▶ _OBJECTIVE_
Identify the lines that include the word "Bhutarajaru", then copy all of them.
[Start RECORDS TO USE]
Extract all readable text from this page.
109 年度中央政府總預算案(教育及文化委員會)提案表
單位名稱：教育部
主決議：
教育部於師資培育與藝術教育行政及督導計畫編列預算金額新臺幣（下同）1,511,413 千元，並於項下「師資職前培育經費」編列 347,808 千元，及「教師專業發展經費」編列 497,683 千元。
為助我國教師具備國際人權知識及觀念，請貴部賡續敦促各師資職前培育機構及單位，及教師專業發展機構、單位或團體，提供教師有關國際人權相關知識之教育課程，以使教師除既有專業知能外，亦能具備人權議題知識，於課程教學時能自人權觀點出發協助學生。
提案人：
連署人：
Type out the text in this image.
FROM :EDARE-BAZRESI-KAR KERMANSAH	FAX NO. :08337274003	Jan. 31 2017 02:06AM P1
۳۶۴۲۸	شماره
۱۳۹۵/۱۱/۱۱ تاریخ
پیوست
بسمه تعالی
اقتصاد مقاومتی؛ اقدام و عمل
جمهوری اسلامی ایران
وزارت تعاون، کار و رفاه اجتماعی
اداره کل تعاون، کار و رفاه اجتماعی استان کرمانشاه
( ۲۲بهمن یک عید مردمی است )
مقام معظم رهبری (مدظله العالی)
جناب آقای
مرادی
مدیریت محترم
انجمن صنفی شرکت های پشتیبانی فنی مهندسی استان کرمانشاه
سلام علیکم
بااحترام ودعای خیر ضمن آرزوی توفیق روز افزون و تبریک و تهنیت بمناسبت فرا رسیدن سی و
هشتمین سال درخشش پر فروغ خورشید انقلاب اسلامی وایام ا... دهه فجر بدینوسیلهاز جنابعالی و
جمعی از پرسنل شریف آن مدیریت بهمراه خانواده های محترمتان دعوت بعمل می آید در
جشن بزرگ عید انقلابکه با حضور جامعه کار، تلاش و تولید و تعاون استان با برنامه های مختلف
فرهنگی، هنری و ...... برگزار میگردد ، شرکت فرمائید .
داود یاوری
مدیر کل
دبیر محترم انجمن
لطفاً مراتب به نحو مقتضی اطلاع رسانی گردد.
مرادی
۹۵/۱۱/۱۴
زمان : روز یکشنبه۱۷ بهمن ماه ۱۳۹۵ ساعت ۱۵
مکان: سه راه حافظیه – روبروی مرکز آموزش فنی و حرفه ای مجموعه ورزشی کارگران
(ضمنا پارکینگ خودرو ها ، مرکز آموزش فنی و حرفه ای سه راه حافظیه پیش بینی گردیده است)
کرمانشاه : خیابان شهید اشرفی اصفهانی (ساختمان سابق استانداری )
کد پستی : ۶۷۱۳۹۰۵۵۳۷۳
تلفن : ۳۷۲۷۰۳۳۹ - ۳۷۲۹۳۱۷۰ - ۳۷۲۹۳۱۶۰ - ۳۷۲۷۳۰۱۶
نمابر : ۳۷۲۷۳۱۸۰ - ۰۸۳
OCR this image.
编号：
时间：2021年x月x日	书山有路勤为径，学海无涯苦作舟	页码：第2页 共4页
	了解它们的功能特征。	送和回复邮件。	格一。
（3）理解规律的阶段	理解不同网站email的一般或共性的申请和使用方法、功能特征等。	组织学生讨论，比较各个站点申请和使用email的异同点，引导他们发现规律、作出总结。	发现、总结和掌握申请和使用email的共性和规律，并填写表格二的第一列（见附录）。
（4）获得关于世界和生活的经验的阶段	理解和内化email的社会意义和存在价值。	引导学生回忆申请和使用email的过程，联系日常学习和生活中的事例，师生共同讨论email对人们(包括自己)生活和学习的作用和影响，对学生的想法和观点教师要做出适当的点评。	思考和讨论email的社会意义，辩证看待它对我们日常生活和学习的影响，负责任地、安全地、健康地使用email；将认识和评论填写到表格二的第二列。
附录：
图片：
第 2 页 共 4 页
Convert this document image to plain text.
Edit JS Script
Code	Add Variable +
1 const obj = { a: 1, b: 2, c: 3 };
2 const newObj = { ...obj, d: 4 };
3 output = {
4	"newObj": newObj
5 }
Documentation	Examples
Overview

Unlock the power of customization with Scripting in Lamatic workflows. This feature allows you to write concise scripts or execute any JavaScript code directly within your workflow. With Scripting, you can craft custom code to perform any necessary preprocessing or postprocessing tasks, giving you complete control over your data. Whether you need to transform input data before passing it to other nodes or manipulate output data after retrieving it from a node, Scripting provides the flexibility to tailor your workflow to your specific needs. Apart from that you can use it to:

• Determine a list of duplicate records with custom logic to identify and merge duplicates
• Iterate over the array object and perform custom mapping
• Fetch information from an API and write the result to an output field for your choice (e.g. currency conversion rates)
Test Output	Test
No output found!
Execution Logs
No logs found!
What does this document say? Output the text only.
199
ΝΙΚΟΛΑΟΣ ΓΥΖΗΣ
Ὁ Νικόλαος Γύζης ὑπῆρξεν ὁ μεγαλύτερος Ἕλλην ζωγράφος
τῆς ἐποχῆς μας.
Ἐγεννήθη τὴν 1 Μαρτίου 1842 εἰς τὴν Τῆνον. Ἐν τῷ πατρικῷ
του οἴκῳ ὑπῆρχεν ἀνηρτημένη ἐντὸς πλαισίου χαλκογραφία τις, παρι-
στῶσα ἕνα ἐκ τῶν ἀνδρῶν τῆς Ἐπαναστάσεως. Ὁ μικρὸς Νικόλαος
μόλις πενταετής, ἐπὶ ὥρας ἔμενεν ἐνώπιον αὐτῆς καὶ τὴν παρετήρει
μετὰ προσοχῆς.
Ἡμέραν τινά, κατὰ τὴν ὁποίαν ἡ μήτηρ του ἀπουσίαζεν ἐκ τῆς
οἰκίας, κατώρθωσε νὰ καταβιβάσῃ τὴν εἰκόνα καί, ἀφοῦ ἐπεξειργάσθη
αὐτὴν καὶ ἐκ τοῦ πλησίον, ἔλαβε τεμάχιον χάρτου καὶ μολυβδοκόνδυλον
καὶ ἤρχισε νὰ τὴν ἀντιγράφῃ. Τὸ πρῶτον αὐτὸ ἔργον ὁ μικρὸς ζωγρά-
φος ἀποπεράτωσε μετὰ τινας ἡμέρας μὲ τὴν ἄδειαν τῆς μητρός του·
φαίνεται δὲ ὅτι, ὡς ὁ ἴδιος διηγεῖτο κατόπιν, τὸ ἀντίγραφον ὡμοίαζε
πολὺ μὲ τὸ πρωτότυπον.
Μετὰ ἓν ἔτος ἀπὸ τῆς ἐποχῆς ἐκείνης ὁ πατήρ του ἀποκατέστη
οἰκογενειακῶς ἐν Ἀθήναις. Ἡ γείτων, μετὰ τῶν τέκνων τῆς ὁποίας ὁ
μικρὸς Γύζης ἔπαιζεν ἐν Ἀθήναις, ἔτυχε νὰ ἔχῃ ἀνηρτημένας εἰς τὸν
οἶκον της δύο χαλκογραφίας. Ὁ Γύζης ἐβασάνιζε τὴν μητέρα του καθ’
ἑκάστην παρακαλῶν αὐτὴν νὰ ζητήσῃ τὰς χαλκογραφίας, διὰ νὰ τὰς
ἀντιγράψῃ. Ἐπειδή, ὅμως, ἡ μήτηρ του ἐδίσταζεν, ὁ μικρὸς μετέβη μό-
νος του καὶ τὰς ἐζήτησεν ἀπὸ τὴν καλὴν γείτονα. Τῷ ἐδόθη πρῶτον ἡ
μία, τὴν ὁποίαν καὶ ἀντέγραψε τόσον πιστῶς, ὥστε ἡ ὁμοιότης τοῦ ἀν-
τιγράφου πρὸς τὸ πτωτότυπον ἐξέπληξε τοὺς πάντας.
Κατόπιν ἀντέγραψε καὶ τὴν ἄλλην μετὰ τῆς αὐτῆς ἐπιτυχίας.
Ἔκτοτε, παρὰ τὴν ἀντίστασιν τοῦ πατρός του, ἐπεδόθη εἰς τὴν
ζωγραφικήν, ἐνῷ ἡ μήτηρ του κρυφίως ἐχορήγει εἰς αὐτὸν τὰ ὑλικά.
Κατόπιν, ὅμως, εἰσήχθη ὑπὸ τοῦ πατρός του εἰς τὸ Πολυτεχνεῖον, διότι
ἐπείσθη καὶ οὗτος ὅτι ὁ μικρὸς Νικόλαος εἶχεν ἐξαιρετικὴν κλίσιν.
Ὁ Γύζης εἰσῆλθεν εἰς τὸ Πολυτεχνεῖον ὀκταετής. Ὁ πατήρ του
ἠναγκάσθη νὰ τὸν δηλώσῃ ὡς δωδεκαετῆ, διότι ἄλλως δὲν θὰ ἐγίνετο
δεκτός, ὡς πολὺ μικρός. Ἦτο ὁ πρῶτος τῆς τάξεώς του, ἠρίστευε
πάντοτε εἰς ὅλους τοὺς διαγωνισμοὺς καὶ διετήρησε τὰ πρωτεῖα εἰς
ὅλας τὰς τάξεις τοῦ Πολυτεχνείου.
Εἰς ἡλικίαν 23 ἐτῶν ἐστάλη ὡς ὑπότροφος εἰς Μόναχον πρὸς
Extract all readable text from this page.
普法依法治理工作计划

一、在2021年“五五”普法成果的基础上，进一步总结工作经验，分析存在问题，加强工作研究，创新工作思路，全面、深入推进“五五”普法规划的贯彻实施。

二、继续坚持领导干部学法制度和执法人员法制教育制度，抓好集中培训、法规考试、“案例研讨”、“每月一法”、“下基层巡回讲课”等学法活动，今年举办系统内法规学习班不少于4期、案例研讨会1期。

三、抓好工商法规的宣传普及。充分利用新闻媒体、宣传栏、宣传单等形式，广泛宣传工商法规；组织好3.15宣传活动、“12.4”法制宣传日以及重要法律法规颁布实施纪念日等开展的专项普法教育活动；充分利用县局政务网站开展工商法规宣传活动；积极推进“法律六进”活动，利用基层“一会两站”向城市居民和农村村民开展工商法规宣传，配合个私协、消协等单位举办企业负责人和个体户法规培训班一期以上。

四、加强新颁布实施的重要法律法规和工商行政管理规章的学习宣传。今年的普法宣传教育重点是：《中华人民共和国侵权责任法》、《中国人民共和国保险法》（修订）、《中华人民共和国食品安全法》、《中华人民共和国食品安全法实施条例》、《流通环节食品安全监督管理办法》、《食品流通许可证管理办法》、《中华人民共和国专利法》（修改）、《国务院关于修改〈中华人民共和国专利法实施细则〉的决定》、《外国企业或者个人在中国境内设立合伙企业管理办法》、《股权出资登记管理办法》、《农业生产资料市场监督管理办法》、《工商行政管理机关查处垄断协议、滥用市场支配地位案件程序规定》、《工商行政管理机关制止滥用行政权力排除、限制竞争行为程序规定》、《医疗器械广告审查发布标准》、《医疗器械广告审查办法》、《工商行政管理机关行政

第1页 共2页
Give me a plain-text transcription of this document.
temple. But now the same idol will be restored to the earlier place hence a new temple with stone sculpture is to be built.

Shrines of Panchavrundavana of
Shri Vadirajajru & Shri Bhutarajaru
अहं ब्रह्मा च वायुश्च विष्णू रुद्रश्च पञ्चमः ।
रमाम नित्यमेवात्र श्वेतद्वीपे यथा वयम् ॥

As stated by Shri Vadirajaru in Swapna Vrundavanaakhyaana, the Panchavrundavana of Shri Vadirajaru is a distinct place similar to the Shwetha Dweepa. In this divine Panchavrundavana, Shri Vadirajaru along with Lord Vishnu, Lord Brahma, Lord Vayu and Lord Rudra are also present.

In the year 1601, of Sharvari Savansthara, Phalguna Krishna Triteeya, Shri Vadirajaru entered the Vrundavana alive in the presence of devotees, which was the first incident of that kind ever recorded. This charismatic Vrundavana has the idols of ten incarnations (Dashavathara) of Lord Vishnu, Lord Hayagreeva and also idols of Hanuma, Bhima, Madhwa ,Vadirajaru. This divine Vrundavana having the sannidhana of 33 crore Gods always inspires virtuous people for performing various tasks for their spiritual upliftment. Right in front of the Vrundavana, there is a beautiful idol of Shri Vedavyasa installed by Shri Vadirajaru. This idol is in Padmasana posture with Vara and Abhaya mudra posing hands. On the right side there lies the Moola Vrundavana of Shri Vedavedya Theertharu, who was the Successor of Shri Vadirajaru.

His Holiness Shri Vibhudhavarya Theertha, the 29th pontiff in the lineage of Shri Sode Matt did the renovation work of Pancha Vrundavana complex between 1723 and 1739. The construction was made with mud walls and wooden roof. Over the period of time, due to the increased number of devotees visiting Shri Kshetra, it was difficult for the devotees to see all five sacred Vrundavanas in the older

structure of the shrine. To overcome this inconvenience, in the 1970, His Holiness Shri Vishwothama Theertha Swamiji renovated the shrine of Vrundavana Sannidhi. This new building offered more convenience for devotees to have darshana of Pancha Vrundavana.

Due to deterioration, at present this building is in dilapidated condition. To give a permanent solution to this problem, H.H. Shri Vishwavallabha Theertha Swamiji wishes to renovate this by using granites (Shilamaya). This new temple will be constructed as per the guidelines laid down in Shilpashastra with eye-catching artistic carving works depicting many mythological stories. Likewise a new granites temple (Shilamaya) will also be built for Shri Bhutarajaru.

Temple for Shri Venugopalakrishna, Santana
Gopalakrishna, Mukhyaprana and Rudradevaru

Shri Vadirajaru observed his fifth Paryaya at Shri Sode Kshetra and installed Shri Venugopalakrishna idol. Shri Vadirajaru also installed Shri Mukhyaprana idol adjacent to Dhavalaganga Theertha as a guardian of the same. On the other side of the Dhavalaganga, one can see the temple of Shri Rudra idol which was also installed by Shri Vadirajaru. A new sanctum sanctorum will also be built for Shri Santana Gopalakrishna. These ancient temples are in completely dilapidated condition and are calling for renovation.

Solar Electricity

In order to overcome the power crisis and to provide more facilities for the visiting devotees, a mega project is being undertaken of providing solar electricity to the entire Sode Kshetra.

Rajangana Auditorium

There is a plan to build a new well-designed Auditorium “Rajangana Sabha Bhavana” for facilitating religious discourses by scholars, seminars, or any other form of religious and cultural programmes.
[End RECORDS TO USE]
▶ _FINAL ANSWER_
Shri Vadirajajru & Shri Bhutarajaru
Due to deterioration, at present this building is in dilapidated condition. To give a permanent solution to this problem, H.H. Shri Vishwavallabha Theertha Swamiji wishes to renovate this by using granites (Shilamaya). This new temple will be constructed as per the guidelines laid down in Shilpashastra with eye-catching artistic carving works depicting many mythological stories. Likewise a new granites temple (Shilamaya) will also be built for Shri Bhutarajaru.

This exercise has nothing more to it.